▸ Page
╭──

Global Properties Documentation

Overview

Global properties define configuration settings that apply across the entire data pipeline or Spark job execution. These properties typically control the environment, performance settings, logging configuration, and other global settings that can be shared across different commands in the pipeline. Configuring these properties helps ensure that your pipeline operates consistently and efficiently.

Global Properties Structure

Parameter	Type	Required	Description
`spark_master`	String	✅ Yes	The Spark master URL that defines the cluster to run Spark jobs on.
`spark_app_name`	String	✅ Yes	The name of the Spark application.
`spark_executor_cores`	Integer	❌ No	Number of cores to use for each executor in the Spark job.
`spark_executor_memory`	String	❌ No	Amount of memory to allocate for each Spark executor (e.g., "4g").
`spark_driver_memory`	String	❌ No	Amount of memory to allocate for the Spark driver (e.g., "2g").
`spark_sql.shuffle_partitions`	Integer	❌ No	Number of partitions to use when shuffling data in Spark SQL.
`spark_event_log_dir`	String	❌ No	Directory to store the event logs for Spark jobs.
`spark_conf`	Object	❌ No	Additional Spark configurations (e.g., custom settings for the Spark cluster).

Detailed Explanation of Parameters

spark_master: Specifies the master URL for the Spark cluster. This defines where the Spark job should run. The value could be:
"local" for running Spark locally.
A URL for a cluster manager like "spark://<host>:<port>".
"yarn" or "mesos" for distributed execution on YARN or Mesos clusters.
spark_app_name: A string representing the name of the Spark application. This name will appear in the Spark UI and logs. It helps in identifying the application during job execution.
spark_executor_cores: Defines how many cores to allocate for each executor. Executors are the processes running on worker nodes that execute Spark tasks. The number of cores can affect the parallelism of your tasks.

╰──

▸ Rows
╭──

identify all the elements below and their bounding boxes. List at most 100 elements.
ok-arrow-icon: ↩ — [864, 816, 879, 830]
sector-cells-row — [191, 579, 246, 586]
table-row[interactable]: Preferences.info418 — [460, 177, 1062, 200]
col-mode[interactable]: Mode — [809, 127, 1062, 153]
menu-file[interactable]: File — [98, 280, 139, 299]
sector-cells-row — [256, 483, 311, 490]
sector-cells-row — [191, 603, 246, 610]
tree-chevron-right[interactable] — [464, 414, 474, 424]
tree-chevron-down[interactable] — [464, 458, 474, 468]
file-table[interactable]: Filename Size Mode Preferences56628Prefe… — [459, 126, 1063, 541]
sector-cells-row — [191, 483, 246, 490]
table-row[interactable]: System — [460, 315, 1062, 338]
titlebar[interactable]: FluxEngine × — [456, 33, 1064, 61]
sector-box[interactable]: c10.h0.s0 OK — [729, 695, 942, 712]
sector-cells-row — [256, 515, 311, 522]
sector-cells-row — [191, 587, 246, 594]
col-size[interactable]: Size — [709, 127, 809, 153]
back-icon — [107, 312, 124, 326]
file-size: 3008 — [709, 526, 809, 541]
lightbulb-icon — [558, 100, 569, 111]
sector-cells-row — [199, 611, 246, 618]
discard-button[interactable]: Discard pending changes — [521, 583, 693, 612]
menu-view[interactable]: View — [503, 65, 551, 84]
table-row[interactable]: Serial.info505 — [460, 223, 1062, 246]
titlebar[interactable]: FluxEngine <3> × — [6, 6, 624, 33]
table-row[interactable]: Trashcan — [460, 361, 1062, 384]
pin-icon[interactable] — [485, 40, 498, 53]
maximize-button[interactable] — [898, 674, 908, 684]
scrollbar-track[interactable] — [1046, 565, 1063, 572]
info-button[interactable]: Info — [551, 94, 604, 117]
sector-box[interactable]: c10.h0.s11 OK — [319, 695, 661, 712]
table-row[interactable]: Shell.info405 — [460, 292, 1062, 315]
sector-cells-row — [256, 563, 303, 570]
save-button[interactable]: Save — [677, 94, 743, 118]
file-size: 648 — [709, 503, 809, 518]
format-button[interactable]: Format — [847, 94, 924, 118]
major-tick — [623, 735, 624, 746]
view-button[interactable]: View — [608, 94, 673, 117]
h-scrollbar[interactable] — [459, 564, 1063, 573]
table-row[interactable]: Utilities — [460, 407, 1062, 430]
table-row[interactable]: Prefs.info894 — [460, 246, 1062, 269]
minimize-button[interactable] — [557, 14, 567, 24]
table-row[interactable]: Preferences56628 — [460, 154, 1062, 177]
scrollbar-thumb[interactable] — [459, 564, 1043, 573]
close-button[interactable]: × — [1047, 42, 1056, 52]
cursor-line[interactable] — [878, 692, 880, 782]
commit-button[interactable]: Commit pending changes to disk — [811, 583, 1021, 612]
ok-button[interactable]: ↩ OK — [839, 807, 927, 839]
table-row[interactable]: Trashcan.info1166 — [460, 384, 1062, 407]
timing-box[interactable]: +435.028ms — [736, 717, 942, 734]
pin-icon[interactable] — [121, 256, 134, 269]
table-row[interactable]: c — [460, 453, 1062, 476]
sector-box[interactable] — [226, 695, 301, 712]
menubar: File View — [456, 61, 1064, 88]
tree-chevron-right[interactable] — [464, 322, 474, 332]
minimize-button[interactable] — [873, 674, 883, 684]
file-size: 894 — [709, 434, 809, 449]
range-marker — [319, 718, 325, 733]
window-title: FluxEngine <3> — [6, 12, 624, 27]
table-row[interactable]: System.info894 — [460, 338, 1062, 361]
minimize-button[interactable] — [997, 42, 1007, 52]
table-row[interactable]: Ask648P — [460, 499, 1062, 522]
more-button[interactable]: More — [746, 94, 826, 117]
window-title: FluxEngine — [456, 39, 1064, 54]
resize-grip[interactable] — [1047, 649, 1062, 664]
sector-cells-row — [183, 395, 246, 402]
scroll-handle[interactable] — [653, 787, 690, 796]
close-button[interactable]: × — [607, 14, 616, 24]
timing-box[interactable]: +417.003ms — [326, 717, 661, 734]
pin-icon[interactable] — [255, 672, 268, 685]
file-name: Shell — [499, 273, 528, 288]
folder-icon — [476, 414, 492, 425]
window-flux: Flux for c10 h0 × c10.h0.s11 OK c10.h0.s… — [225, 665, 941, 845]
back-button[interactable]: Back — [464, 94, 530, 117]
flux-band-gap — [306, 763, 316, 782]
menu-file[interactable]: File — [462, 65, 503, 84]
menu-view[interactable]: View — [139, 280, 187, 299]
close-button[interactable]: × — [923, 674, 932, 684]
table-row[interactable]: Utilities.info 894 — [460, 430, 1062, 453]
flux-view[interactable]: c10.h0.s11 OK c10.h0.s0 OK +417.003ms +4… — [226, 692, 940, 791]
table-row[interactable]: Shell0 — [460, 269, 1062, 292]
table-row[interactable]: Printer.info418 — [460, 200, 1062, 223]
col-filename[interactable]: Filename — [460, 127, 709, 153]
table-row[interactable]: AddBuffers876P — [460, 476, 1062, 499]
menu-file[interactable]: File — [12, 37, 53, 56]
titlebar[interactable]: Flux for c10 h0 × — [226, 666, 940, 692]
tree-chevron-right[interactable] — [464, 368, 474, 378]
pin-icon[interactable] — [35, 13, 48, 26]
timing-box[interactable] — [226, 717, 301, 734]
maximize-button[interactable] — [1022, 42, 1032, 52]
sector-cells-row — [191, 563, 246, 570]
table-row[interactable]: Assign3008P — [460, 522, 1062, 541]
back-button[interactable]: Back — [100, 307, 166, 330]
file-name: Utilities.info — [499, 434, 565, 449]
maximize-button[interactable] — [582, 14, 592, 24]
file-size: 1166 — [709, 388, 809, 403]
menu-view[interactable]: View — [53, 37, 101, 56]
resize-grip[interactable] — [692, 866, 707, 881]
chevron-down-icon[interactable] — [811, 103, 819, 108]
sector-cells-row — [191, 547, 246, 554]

╰──

▸ Problems and tasks
A. In the global properties documentation, which parameters are marked as not required?
B. Please repeat the global properties documentation word for word, from "A URL for a" to "of your tasks.".
Work from the global properties documentation alone, not the material.

▸ Answers given
A.
- `spark_executor_cores`
- `spark_executor_memory`
- `spark_driver_memory`
- `spark_sql.shuffle_partitions`
- `spark_event_log_dir`
- `spark_conf`

B.
A URL for a cluster manager like "spark://<host>:<port>".
"yarn" or "mesos" for distributed execution on YARN or Mesos clusters.
spark_app_name: A string representing the name of the Spark application. This name will appear in the Spark UI and logs. It helps in identifying the application during job execution.
spark_executor_cores: Defines how many cores to allocate for each executor. Executors are the processes running on worker nodes that execute Spark tasks. The number of cores can affect the parallelism of your tasks.